#### The exercise
Reproduce the listing exactly and skip over any pictures.

#### Provided records
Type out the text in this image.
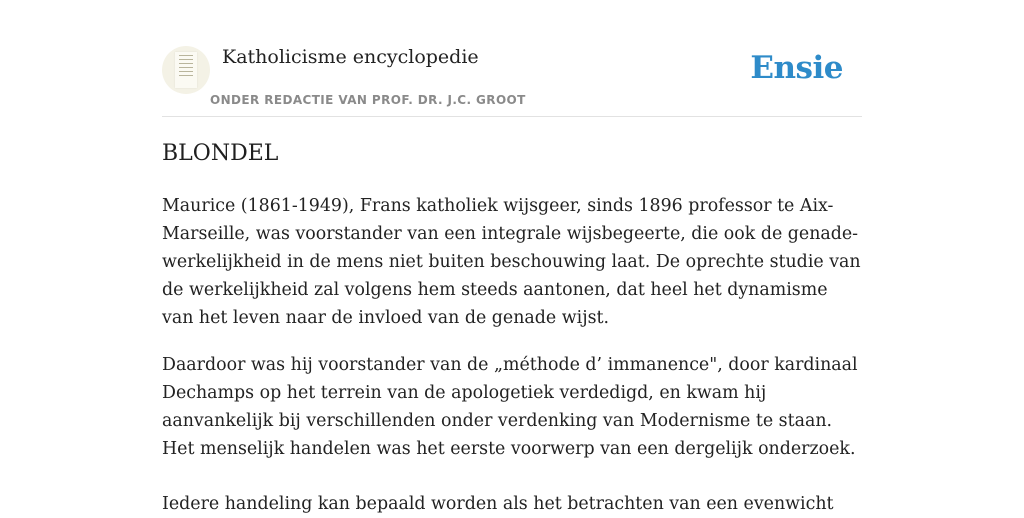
Katholicisme encyclopedie
ONDER REDACTIE VAN PROF. DR. J.C. GROOT
Ensie
BLONDEL

Maurice (1861-1949), Frans katholiek wijsgeer, sinds 1896 professor te Aix-Marseille, was voorstander van een integrale wijsbegeerte, die ook de genade-werkelijkheid in de mens niet buiten beschouwing laat. De oprechte studie van de werkelijkheid zal volgens hem steeds aantonen, dat heel het dynamisme van het leven naar de invloed van de genade wijst.

Daardoor was hij voorstander van de „méthode d’ immanence", door kardinaal Dechamps op het terrein van de apologetiek verdedigd, en kwam hij aanvankelijk bij verschillenden onder verdenking van Modernisme te staan. Het menselijk handelen was het eerste voorwerp van een dergelijk onderzoek.

Iedere handeling kan bepaald worden als het betrachten van een evenwicht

#### Exercise response
Type out the text in this image.
Katholicisme encyclopedie
ONDER REDACTIE VAN PROF. DR. J.C. GROOT
Ensie
BLONDEL

Maurice (1861-1949), Frans katholiek wijsgeer, sinds 1896 professor te Aix-Marseille, was voorstander van een integrale wijsbegeerte, die ook de genade-werkelijkheid in de mens niet buiten beschouwing laat. De oprechte studie van de werkelijkheid zal volgens hem steeds aantonen, dat heel het dynamisme van het leven naar de invloed van de genade wijst.

Daardoor was hij voorstander van de „méthode d’ immanence", door kardinaal Dechamps op het terrein van de apologetiek verdedigd, en kwam hij aanvankelijk bij verschillenden onder verdenking van Modernisme te staan. Het menselijk handelen was het eerste voorwerp van een dergelijk onderzoek.

Iedere handeling kan bepaald worden als het betrachten van een evenwicht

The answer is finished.